## The problem:
Copy, in full, each line of the material that holds the word "standard".

## Rows:
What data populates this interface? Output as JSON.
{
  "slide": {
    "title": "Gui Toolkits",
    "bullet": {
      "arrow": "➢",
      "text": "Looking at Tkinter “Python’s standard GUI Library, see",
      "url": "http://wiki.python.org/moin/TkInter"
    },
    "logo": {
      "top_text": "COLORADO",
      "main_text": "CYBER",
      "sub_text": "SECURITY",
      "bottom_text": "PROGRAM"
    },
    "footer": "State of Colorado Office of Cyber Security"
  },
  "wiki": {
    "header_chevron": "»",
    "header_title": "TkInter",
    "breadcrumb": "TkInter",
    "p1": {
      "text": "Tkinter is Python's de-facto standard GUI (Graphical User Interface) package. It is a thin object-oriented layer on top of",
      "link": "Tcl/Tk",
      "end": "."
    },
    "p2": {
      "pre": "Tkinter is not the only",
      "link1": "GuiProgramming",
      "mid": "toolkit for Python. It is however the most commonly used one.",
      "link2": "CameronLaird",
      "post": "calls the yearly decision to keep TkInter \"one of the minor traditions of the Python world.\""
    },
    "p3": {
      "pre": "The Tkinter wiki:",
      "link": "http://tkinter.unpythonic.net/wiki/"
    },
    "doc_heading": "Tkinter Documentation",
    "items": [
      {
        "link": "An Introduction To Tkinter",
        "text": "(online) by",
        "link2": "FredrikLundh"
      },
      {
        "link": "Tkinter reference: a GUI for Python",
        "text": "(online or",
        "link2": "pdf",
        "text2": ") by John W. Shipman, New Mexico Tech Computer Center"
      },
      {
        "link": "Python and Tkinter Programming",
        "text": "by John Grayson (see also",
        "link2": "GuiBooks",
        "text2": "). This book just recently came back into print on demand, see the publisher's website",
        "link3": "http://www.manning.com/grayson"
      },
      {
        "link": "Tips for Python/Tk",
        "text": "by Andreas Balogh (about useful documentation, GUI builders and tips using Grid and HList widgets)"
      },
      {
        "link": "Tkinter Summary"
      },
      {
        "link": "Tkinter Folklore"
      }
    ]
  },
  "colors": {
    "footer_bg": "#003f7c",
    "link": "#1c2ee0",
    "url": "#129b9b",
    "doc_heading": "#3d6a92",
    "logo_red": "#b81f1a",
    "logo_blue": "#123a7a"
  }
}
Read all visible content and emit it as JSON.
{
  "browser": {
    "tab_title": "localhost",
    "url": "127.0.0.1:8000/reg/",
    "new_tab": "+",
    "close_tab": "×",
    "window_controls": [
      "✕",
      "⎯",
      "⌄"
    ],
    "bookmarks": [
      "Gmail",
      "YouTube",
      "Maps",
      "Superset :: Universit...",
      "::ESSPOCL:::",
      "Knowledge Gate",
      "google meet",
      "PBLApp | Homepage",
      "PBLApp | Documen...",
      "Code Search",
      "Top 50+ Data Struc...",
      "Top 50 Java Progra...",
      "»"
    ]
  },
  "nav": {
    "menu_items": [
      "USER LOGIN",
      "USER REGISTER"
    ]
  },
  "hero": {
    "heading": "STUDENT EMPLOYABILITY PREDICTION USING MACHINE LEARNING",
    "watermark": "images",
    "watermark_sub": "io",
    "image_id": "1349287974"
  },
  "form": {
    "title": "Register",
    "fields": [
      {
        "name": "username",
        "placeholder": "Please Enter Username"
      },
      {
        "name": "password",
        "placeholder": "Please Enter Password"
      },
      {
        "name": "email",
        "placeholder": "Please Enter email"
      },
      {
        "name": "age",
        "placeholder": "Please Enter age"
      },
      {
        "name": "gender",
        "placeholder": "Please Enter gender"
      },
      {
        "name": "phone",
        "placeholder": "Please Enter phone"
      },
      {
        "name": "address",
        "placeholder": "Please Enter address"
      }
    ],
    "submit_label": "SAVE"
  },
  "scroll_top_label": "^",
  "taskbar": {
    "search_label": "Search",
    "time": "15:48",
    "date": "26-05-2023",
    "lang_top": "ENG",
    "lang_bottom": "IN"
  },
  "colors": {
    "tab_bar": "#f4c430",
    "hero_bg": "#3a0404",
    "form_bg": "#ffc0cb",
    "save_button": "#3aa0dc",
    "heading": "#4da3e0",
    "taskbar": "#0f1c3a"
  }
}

## Task solution:
      "text": "Looking at Tkinter “Python’s standard GUI Library, see",
      "text": "Tkinter is Python's de-facto standard GUI (Graphical User Interface) package. It is a thin object-oriented layer on top of",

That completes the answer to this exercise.